Leave the pictures out and print every record below exactly as it stands.

[Stored data entries]

= = = = = = =

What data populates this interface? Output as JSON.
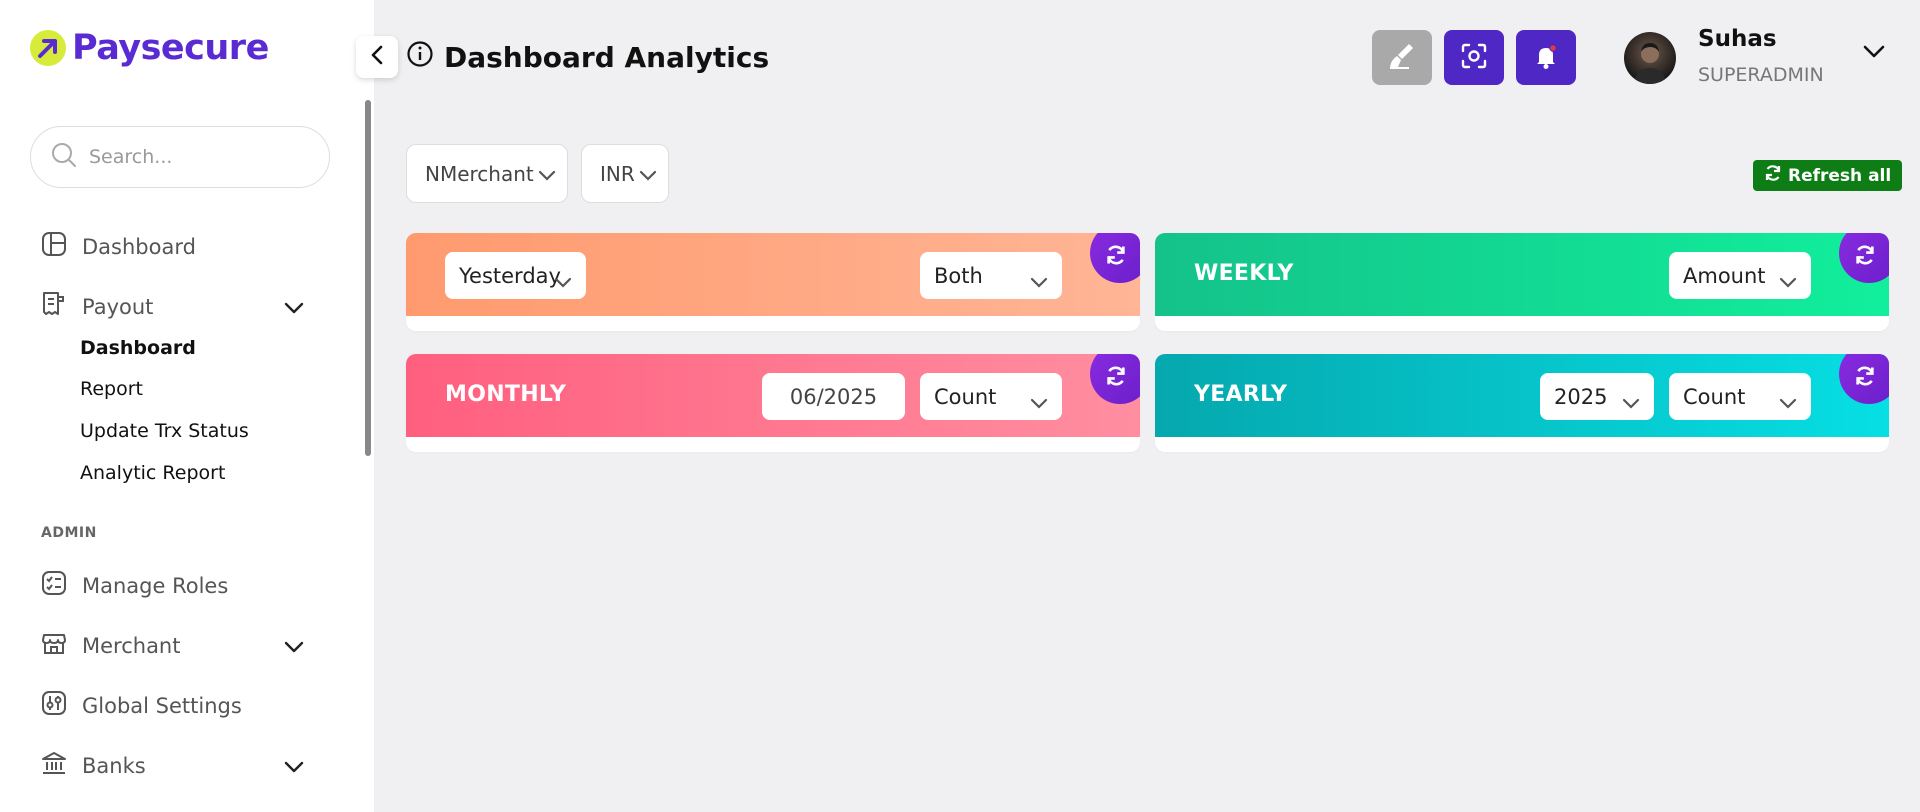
{
  "brand": {
    "name": "Paysecure",
    "accent": "#5a2bd3",
    "logo_mark_color": "#d7ec3a"
  },
  "sidebar": {
    "search_placeholder": "Search...",
    "items": [
      {
        "label": "Dashboard",
        "icon": "dashboard-icon"
      },
      {
        "label": "Payout",
        "icon": "receipt-icon",
        "expanded": true,
        "children": [
          {
            "label": "Dashboard",
            "active": true
          },
          {
            "label": "Report"
          },
          {
            "label": "Update Trx Status"
          },
          {
            "label": "Analytic Report"
          }
        ]
      }
    ],
    "section_admin": "ADMIN",
    "admin_items": [
      {
        "label": "Manage Roles",
        "icon": "checklist-icon"
      },
      {
        "label": "Merchant",
        "icon": "store-icon"
      },
      {
        "label": "Global Settings",
        "icon": "settings-sliders-icon"
      },
      {
        "label": "Banks",
        "icon": "bank-icon"
      }
    ]
  },
  "header": {
    "title": "Dashboard Analytics",
    "buttons": [
      {
        "icon": "broom-icon",
        "color": "#a9a9a9"
      },
      {
        "icon": "screenshot-icon",
        "color": "#4e27c4"
      },
      {
        "icon": "bell-icon",
        "color": "#4e27c4"
      }
    ],
    "user": {
      "name": "Suhas",
      "role": "SUPERADMIN"
    }
  },
  "filters": {
    "merchant": "NMerchant",
    "currency": "INR",
    "refresh_all": "Refresh all",
    "refresh_color": "#0f7d16"
  },
  "cards": {
    "daily": {
      "period": "Yesterday",
      "metric": "Both"
    },
    "weekly": {
      "label": "WEEKLY",
      "metric": "Amount"
    },
    "monthly": {
      "label": "MONTHLY",
      "month": "06/2025",
      "metric": "Count"
    },
    "yearly": {
      "label": "YEARLY",
      "year": "2025",
      "metric": "Count"
    }
  }
}
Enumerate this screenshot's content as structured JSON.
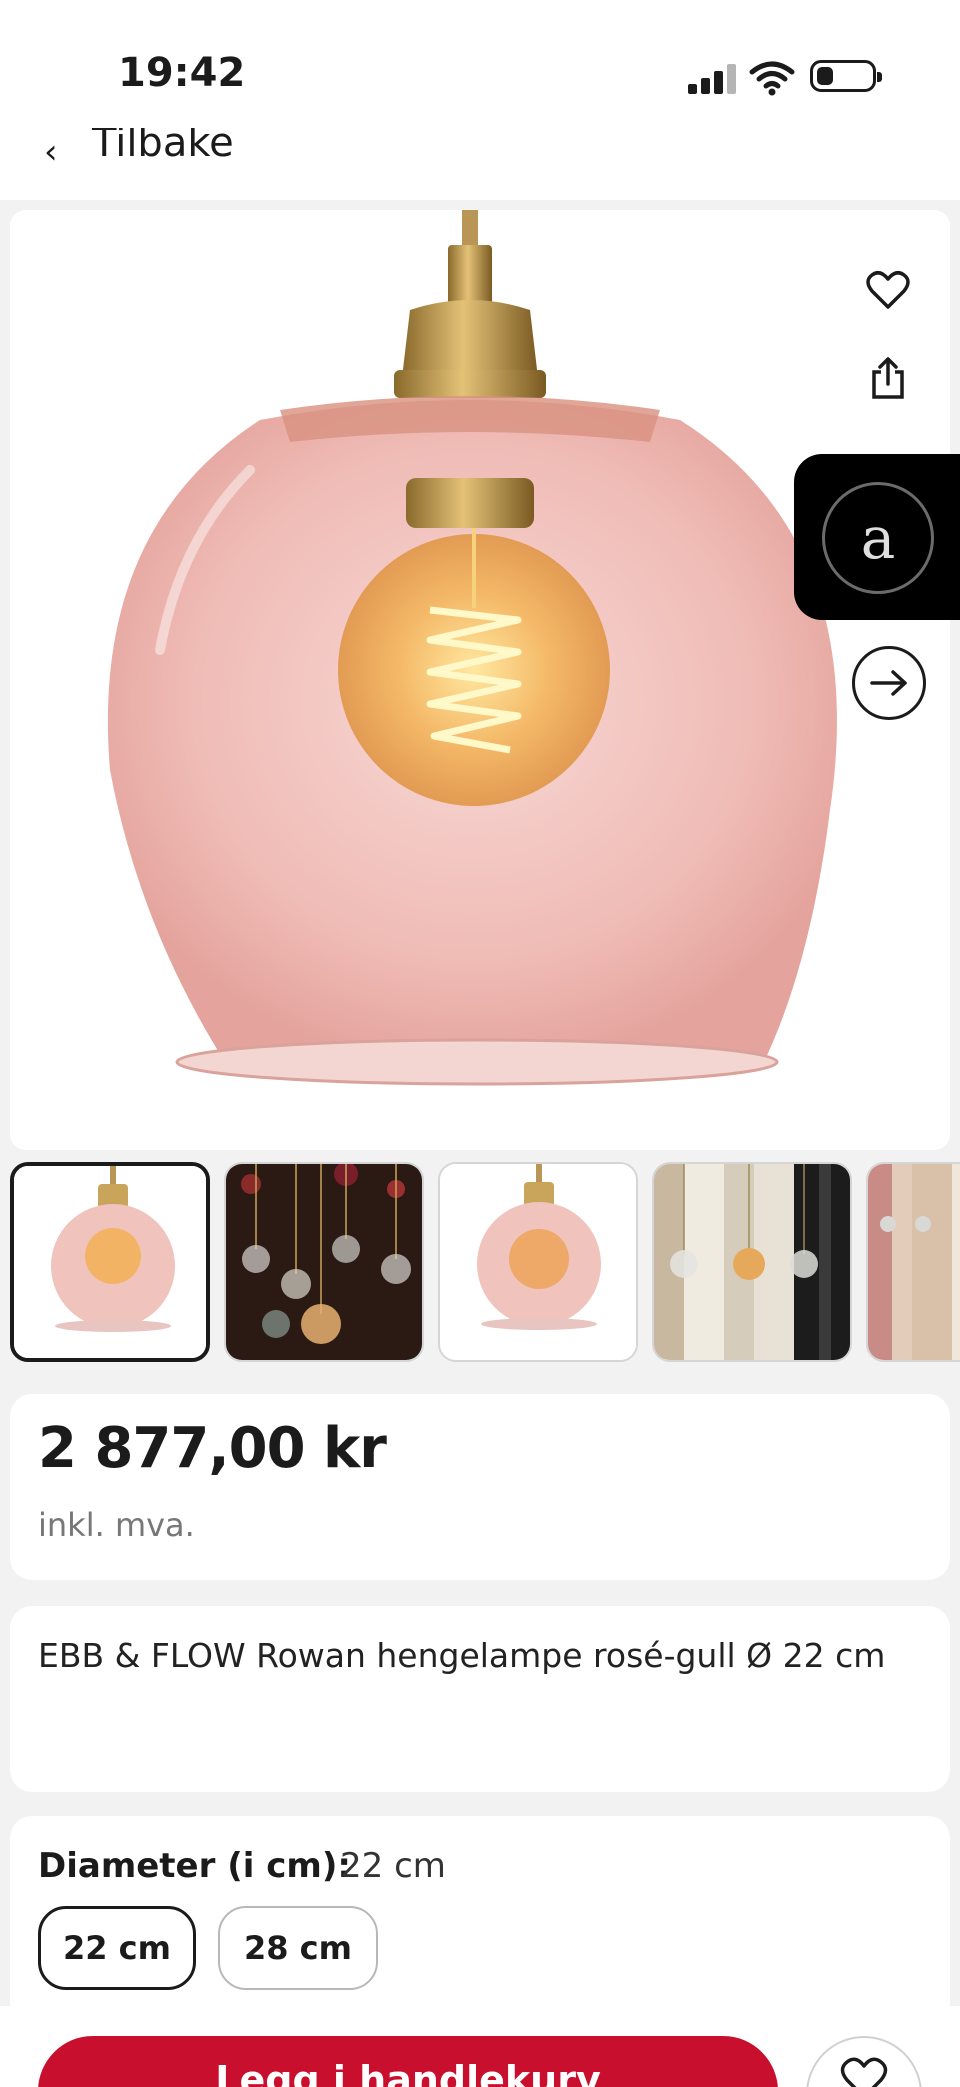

= = = = = = =

## [The solution]
What data populates this interface? Output as JSON.
{
  "brand": {
    "name": "Paysecure",
    "accent": "#5a2bd3",
    "logo_mark_color": "#d7ec3a"
  },
  "sidebar": {
    "search_placeholder": "Search...",
    "items": [
      {
        "label": "Dashboard",
        "icon": "dashboard-icon"
      },
      {
        "label": "Payout",
        "icon": "receipt-icon",
        "expanded": true,
        "children": [
          {
            "label": "Dashboard",
            "active": true
          },
          {
            "label": "Report"
          },
          {
            "label": "Update Trx Status"
          },
          {
            "label": "Analytic Report"
          }
        ]
      }
    ],
    "section_admin": "ADMIN",
    "admin_items": [
      {
        "label": "Manage Roles",
        "icon": "checklist-icon"
      },
      {
        "label": "Merchant",
        "icon": "store-icon"
      },
      {
        "label": "Global Settings",
        "icon": "settings-sliders-icon"
      },
      {
        "label": "Banks",
        "icon": "bank-icon"
      }
    ]
  },
  "header": {
    "title": "Dashboard Analytics",
    "buttons": [
      {
        "icon": "broom-icon",
        "color": "#a9a9a9"
      },
      {
        "icon": "screenshot-icon",
        "color": "#4e27c4"
      },
      {
        "icon": "bell-icon",
        "color": "#4e27c4"
      }
    ],
    "user": {
      "name": "Suhas",
      "role": "SUPERADMIN"
    }
  },
  "filters": {
    "merchant": "NMerchant",
    "currency": "INR",
    "refresh_all": "Refresh all",
    "refresh_color": "#0f7d16"
  },
  "cards": {
    "daily": {
      "period": "Yesterday",
      "metric": "Both"
    },
    "weekly": {
      "label": "WEEKLY",
      "metric": "Amount"
    },
    "monthly": {
      "label": "MONTHLY",
      "month": "06/2025",
      "metric": "Count"
    },
    "yearly": {
      "label": "YEARLY",
      "year": "2025",
      "metric": "Count"
    }
  }
}
Enumerate this screenshot's content as structured JSON.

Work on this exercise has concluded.